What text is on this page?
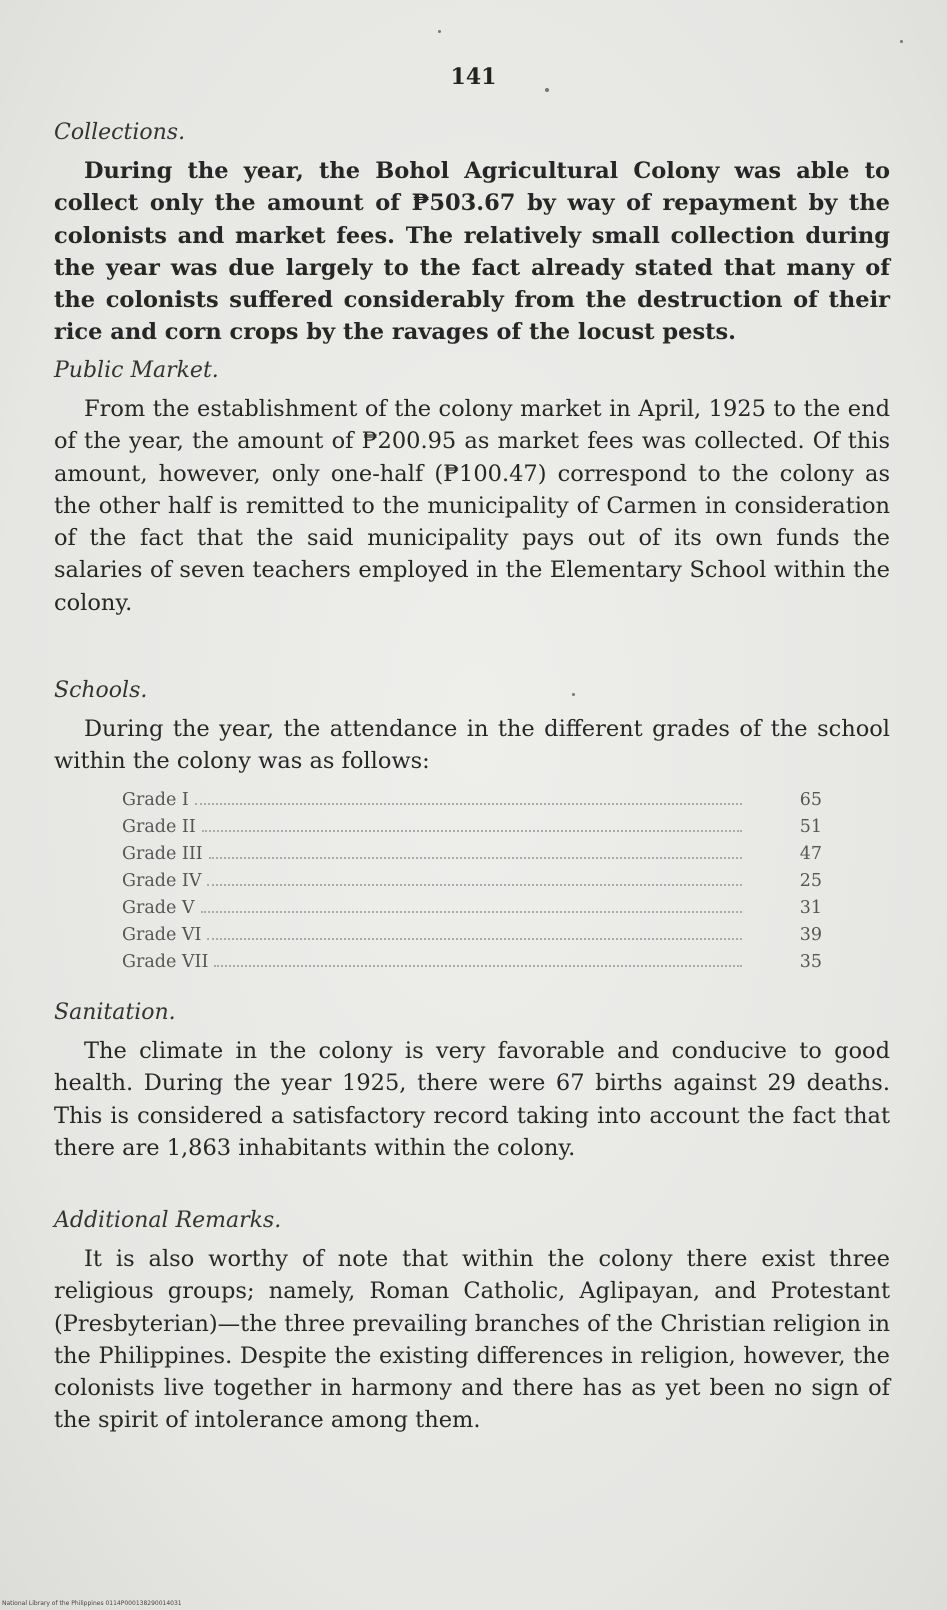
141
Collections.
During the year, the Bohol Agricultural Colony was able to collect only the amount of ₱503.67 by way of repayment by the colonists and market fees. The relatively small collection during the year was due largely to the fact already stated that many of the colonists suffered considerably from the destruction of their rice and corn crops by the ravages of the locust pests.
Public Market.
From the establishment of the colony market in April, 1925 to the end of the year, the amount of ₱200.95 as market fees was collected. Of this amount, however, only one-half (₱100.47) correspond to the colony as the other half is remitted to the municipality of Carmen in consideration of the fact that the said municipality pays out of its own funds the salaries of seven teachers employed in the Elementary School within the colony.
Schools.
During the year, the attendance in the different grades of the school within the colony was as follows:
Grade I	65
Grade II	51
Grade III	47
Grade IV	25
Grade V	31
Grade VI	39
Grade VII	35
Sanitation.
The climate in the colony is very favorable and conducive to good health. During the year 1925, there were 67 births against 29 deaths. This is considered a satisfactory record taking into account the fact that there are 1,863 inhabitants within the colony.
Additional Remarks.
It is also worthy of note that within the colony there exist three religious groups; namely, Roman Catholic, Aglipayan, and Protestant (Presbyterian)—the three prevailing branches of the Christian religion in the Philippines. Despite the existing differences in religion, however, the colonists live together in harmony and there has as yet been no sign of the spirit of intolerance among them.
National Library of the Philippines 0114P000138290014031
• • • •
= Written problem =
Copy every line of the listing where the word "there" appears.

= Result for this task =
The climate in the colony is very favorable and conducive to good health. During the year 1925, there were 67 births against 29 deaths. This is considered a satisfactory record taking into account the fact that there are 1,863 inhabitants within the colony.
It is also worthy of note that within the colony there exist three religious groups; namely, Roman Catholic, Aglipayan, and Protestant (Presbyterian)—the three prevailing branches of the Christian religion in the Philippines. Despite the existing differences in religion, however, the colonists live together in harmony and there has as yet been no sign of the spirit of intolerance among them.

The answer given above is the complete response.